== Exercise ==
For the data below, work out how many lines include the string "What" and report only the number.

BEGIN Information shown

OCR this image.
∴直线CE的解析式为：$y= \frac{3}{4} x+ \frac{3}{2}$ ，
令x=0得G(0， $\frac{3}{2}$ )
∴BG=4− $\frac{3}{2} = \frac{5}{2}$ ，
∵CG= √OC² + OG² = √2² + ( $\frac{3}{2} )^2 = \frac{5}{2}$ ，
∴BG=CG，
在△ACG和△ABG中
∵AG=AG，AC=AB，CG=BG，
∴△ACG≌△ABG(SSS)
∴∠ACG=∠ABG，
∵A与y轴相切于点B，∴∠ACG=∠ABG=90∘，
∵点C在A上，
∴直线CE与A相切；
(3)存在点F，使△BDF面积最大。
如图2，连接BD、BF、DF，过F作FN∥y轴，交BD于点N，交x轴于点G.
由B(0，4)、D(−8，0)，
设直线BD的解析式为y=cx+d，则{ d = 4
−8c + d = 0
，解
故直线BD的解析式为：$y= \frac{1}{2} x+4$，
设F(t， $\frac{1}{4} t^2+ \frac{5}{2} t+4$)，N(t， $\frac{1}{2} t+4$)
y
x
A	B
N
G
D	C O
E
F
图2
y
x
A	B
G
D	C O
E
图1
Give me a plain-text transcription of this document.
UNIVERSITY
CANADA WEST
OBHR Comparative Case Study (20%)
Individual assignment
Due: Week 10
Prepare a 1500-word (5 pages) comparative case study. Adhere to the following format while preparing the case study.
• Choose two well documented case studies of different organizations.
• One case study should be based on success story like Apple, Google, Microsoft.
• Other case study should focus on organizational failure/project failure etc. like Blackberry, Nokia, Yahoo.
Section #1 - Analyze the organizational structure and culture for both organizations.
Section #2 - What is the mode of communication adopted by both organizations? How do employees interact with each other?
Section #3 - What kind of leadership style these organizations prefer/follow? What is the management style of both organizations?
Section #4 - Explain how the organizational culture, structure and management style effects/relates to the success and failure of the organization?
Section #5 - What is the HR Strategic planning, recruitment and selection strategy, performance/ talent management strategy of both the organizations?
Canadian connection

END Information shown
BEGIN Information shown

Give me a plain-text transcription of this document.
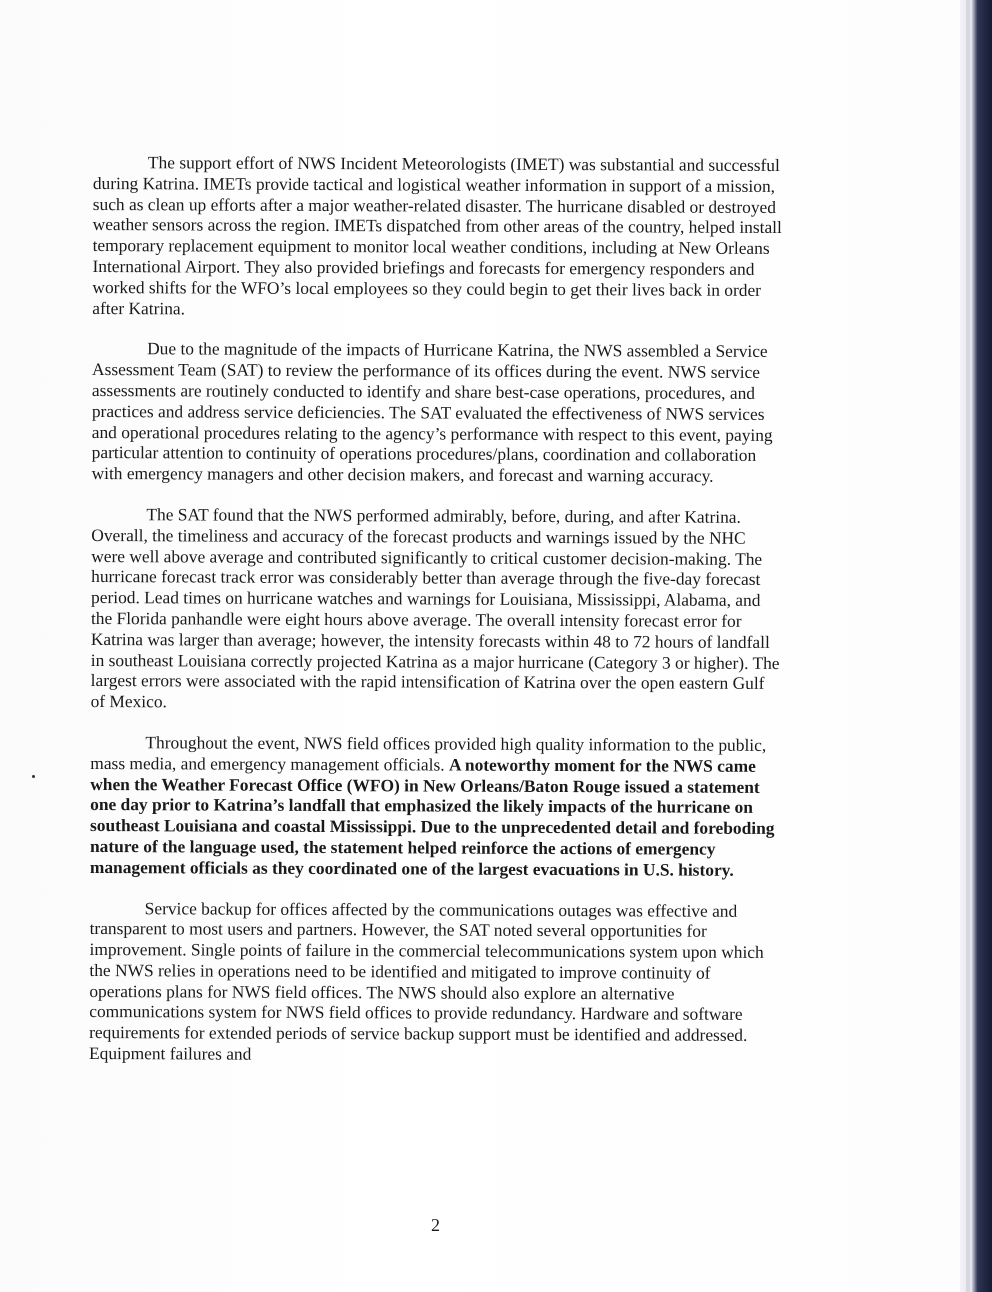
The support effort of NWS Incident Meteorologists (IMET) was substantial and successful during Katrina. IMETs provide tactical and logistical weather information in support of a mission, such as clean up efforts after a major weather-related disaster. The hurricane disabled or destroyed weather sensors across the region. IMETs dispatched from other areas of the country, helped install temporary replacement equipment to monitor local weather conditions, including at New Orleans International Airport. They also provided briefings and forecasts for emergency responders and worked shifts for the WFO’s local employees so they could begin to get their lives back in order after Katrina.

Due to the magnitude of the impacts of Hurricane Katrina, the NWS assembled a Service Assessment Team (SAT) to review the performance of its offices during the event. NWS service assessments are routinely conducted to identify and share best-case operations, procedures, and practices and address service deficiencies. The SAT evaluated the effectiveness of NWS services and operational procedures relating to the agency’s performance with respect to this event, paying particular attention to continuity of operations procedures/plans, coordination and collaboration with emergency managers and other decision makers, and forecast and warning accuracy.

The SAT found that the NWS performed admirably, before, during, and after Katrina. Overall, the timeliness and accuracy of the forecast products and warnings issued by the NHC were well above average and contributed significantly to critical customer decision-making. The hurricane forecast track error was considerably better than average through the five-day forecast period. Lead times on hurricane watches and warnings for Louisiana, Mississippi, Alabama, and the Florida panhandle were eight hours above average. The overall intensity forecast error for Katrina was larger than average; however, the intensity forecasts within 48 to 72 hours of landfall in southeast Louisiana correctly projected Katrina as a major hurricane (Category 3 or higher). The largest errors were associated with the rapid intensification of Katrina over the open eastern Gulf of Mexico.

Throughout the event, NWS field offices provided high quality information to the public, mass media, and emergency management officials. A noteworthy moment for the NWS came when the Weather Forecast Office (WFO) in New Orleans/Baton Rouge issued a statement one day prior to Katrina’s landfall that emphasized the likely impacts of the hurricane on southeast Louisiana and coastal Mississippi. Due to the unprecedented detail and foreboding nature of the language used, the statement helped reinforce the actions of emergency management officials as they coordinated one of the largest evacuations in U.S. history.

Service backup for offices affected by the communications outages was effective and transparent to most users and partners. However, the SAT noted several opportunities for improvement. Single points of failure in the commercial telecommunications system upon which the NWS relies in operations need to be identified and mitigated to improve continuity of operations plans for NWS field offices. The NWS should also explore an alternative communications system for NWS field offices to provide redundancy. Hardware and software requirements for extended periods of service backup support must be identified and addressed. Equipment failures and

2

END Information shown

== Result of this exercise ==
3